EXERCISE INSTRUCTIONS = Print all of the items below again with every line unchanged.

(Element-and-box listings)
------------------------

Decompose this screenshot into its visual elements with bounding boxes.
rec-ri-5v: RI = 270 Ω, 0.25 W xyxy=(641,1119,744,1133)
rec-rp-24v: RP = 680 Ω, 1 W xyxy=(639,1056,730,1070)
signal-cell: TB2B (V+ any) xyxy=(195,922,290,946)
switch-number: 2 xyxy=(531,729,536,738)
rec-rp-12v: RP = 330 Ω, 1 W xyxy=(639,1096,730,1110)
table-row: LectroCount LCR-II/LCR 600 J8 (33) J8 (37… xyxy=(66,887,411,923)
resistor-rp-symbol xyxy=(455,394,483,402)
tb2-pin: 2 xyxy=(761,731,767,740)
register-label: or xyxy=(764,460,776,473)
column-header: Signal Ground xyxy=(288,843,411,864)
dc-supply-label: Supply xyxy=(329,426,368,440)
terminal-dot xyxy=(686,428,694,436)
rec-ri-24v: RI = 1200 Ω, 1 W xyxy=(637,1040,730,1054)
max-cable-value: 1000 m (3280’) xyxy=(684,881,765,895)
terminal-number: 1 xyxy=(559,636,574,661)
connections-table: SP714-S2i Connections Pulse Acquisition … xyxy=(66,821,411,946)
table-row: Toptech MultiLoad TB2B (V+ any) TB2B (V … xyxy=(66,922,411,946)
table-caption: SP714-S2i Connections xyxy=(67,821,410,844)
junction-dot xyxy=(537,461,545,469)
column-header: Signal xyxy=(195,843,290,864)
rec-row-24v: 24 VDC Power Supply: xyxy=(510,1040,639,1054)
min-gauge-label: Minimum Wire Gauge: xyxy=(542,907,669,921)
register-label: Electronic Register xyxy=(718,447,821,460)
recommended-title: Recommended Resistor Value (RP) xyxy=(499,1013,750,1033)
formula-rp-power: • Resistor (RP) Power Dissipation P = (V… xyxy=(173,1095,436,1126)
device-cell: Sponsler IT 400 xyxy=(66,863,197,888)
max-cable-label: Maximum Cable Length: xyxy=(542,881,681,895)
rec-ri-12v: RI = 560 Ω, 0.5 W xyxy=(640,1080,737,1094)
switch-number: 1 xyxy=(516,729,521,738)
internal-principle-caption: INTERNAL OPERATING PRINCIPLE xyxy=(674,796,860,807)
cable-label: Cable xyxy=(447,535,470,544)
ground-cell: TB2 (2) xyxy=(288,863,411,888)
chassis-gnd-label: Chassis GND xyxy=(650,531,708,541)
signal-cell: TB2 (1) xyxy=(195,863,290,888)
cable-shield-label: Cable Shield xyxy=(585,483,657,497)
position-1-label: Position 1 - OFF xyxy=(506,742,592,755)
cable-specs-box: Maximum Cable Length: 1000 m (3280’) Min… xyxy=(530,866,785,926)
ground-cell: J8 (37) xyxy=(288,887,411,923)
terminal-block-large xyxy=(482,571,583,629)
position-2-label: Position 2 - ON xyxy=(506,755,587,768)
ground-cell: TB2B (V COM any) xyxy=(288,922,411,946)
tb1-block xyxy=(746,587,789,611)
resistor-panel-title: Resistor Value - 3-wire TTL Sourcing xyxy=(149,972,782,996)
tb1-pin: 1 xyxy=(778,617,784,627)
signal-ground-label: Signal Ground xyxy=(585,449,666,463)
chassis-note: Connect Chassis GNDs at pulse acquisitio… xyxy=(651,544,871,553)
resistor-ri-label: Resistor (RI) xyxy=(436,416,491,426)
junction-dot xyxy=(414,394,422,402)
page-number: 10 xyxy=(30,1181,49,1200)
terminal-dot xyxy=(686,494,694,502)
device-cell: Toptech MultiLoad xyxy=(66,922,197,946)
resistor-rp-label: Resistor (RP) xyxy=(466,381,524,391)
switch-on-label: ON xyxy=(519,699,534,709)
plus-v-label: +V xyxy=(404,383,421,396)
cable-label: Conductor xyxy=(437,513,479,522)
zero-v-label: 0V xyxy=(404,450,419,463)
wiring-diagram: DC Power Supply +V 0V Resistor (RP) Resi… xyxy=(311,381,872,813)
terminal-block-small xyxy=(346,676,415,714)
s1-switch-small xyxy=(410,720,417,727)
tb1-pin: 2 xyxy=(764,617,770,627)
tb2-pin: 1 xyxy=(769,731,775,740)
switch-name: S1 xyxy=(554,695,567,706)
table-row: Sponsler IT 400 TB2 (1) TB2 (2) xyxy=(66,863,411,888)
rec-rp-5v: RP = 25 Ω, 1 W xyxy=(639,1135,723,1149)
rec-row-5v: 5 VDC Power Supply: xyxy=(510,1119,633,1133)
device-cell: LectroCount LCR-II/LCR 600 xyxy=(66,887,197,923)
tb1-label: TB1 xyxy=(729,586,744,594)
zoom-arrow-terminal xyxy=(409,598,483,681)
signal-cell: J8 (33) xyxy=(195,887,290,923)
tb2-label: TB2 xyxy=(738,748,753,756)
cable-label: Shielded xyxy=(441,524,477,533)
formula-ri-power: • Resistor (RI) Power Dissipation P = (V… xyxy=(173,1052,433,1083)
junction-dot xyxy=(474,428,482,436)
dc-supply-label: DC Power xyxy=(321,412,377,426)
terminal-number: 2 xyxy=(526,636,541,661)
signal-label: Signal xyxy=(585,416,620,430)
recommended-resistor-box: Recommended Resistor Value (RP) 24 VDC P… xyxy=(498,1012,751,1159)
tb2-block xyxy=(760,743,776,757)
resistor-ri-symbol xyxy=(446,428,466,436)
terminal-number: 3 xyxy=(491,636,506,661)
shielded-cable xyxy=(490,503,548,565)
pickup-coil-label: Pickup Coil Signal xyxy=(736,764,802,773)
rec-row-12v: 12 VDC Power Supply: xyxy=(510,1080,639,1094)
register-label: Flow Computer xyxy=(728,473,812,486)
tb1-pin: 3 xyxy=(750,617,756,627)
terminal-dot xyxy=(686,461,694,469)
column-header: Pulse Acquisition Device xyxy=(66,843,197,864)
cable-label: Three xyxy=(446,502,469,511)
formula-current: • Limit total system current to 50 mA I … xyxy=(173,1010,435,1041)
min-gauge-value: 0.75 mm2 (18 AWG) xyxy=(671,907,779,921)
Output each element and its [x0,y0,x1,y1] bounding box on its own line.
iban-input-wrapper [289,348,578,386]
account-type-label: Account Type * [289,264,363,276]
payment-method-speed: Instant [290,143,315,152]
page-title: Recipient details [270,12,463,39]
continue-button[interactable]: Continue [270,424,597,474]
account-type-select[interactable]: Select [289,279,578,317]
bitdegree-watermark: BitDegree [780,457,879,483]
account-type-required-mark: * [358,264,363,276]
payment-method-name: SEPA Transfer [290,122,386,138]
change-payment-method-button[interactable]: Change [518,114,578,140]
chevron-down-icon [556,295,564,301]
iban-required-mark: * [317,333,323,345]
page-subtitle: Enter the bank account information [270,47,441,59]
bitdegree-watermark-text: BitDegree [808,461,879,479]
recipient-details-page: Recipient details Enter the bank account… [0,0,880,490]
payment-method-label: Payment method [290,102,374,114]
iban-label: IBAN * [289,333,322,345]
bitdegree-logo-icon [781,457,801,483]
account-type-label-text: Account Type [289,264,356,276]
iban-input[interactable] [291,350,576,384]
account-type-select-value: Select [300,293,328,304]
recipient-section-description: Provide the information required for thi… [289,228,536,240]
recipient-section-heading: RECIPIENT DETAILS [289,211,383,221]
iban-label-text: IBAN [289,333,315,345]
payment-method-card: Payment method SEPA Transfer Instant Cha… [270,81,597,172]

------------------------

THE OUTPUT =
Decompose this screenshot into its visual elements with bounding boxes.
rec-ri-5v: RI = 270 Ω, 0.25 W xyxy=(641,1119,744,1133)
rec-rp-24v: RP = 680 Ω, 1 W xyxy=(639,1056,730,1070)
signal-cell: TB2B (V+ any) xyxy=(195,922,290,946)
switch-number: 2 xyxy=(531,729,536,738)
rec-rp-12v: RP = 330 Ω, 1 W xyxy=(639,1096,730,1110)
table-row: LectroCount LCR-II/LCR 600 J8 (33) J8 (37… xyxy=(66,887,411,923)
resistor-rp-symbol xyxy=(455,394,483,402)
tb2-pin: 2 xyxy=(761,731,767,740)
register-label: or xyxy=(764,460,776,473)
column-header: Signal Ground xyxy=(288,843,411,864)
dc-supply-label: Supply xyxy=(329,426,368,440)
terminal-dot xyxy=(686,428,694,436)
rec-ri-24v: RI = 1200 Ω, 1 W xyxy=(637,1040,730,1054)
max-cable-value: 1000 m (3280’) xyxy=(684,881,765,895)
terminal-number: 1 xyxy=(559,636,574,661)
connections-table: SP714-S2i Connections Pulse Acquisition … xyxy=(66,821,411,946)
table-row: Toptech MultiLoad TB2B (V+ any) TB2B (V … xyxy=(66,922,411,946)
table-caption: SP714-S2i Connections xyxy=(67,821,410,844)
junction-dot xyxy=(537,461,545,469)
column-header: Signal xyxy=(195,843,290,864)
rec-row-24v: 24 VDC Power Supply: xyxy=(510,1040,639,1054)
min-gauge-label: Minimum Wire Gauge: xyxy=(542,907,669,921)
register-label: Electronic Register xyxy=(718,447,821,460)
recommended-title: Recommended Resistor Value (RP) xyxy=(499,1013,750,1033)
formula-rp-power: • Resistor (RP) Power Dissipation P = (V… xyxy=(173,1095,436,1126)
device-cell: Sponsler IT 400 xyxy=(66,863,197,888)
max-cable-label: Maximum Cable Length: xyxy=(542,881,681,895)
rec-ri-12v: RI = 560 Ω, 0.5 W xyxy=(640,1080,737,1094)
switch-number: 1 xyxy=(516,729,521,738)
internal-principle-caption: INTERNAL OPERATING PRINCIPLE xyxy=(674,796,860,807)
cable-label: Cable xyxy=(447,535,470,544)
ground-cell: TB2 (2) xyxy=(288,863,411,888)
chassis-gnd-label: Chassis GND xyxy=(650,531,708,541)
signal-cell: TB2 (1) xyxy=(195,863,290,888)
cable-shield-label: Cable Shield xyxy=(585,483,657,497)
position-1-label: Position 1 - OFF xyxy=(506,742,592,755)
cable-specs-box: Maximum Cable Length: 1000 m (3280’) Min… xyxy=(530,866,785,926)
ground-cell: J8 (37) xyxy=(288,887,411,923)
terminal-block-large xyxy=(482,571,583,629)
position-2-label: Position 2 - ON xyxy=(506,755,587,768)
ground-cell: TB2B (V COM any) xyxy=(288,922,411,946)
tb1-block xyxy=(746,587,789,611)
resistor-panel-title: Resistor Value - 3-wire TTL Sourcing xyxy=(149,972,782,996)
tb1-pin: 1 xyxy=(778,617,784,627)
signal-ground-label: Signal Ground xyxy=(585,449,666,463)
chassis-note: Connect Chassis GNDs at pulse acquisitio… xyxy=(651,544,871,553)
resistor-ri-label: Resistor (RI) xyxy=(436,416,491,426)
junction-dot xyxy=(414,394,422,402)
page-number: 10 xyxy=(30,1181,49,1200)
terminal-dot xyxy=(686,494,694,502)
device-cell: Toptech MultiLoad xyxy=(66,922,197,946)
resistor-rp-label: Resistor (RP) xyxy=(466,381,524,391)
switch-on-label: ON xyxy=(519,699,534,709)
plus-v-label: +V xyxy=(404,383,421,396)
cable-label: Conductor xyxy=(437,513,479,522)
zero-v-label: 0V xyxy=(404,450,419,463)
wiring-diagram: DC Power Supply +V 0V Resistor (RP) Resi… xyxy=(311,381,872,813)
terminal-block-small xyxy=(346,676,415,714)
s1-switch-small xyxy=(410,720,417,727)
tb1-pin: 2 xyxy=(764,617,770,627)
tb2-pin: 1 xyxy=(769,731,775,740)
switch-name: S1 xyxy=(554,695,567,706)
table-row: Sponsler IT 400 TB2 (1) TB2 (2) xyxy=(66,863,411,888)
rec-rp-5v: RP = 25 Ω, 1 W xyxy=(639,1135,723,1149)
rec-row-5v: 5 VDC Power Supply: xyxy=(510,1119,633,1133)
device-cell: LectroCount LCR-II/LCR 600 xyxy=(66,887,197,923)
tb1-label: TB1 xyxy=(729,586,744,594)
zoom-arrow-terminal xyxy=(409,598,483,681)
signal-cell: J8 (33) xyxy=(195,887,290,923)
tb2-label: TB2 xyxy=(738,748,753,756)
cable-label: Shielded xyxy=(441,524,477,533)
formula-ri-power: • Resistor (RI) Power Dissipation P = (V… xyxy=(173,1052,433,1083)
junction-dot xyxy=(474,428,482,436)
dc-supply-label: DC Power xyxy=(321,412,377,426)
terminal-number: 2 xyxy=(526,636,541,661)
signal-label: Signal xyxy=(585,416,620,430)
recommended-resistor-box: Recommended Resistor Value (RP) 24 VDC P… xyxy=(498,1012,751,1159)
tb2-block xyxy=(760,743,776,757)
resistor-ri-symbol xyxy=(446,428,466,436)
terminal-number: 3 xyxy=(491,636,506,661)
shielded-cable xyxy=(490,503,548,565)
pickup-coil-label: Pickup Coil Signal xyxy=(736,764,802,773)
rec-row-12v: 12 VDC Power Supply: xyxy=(510,1080,639,1094)
register-label: Flow Computer xyxy=(728,473,812,486)
tb1-pin: 3 xyxy=(750,617,756,627)
terminal-dot xyxy=(686,461,694,469)
column-header: Pulse Acquisition Device xyxy=(66,843,197,864)
cable-label: Three xyxy=(446,502,469,511)
formula-current: • Limit total system current to 50 mA I … xyxy=(173,1010,435,1041)
min-gauge-value: 0.75 mm2 (18 AWG) xyxy=(671,907,779,921)
Output each element and its [x0,y0,x1,y1] bounding box on its own line.
iban-input-wrapper [289,348,578,386]
account-type-label: Account Type * [289,264,363,276]
payment-method-speed: Instant [290,143,315,152]
page-title: Recipient details [270,12,463,39]
continue-button[interactable]: Continue [270,424,597,474]
account-type-select[interactable]: Select [289,279,578,317]
bitdegree-watermark: BitDegree [780,457,879,483]
account-type-required-mark: * [358,264,363,276]
payment-method-name: SEPA Transfer [290,122,386,138]
change-payment-method-button[interactable]: Change [518,114,578,140]
chevron-down-icon [556,295,564,301]
iban-required-mark: * [317,333,323,345]
page-subtitle: Enter the bank account information [270,47,441,59]
bitdegree-watermark-text: BitDegree [808,461,879,479]
recipient-details-page: Recipient details Enter the bank account… [0,0,880,490]
payment-method-label: Payment method [290,102,374,114]
iban-label: IBAN * [289,333,322,345]
bitdegree-logo-icon [781,457,801,483]
account-type-label-text: Account Type [289,264,356,276]
iban-input[interactable] [291,350,576,384]
account-type-select-value: Select [300,293,328,304]
recipient-section-description: Provide the information required for thi… [289,228,536,240]
recipient-section-heading: RECIPIENT DETAILS [289,211,383,221]
iban-label-text: IBAN [289,333,315,345]
payment-method-card: Payment method SEPA Transfer Instant Cha… [270,81,597,172]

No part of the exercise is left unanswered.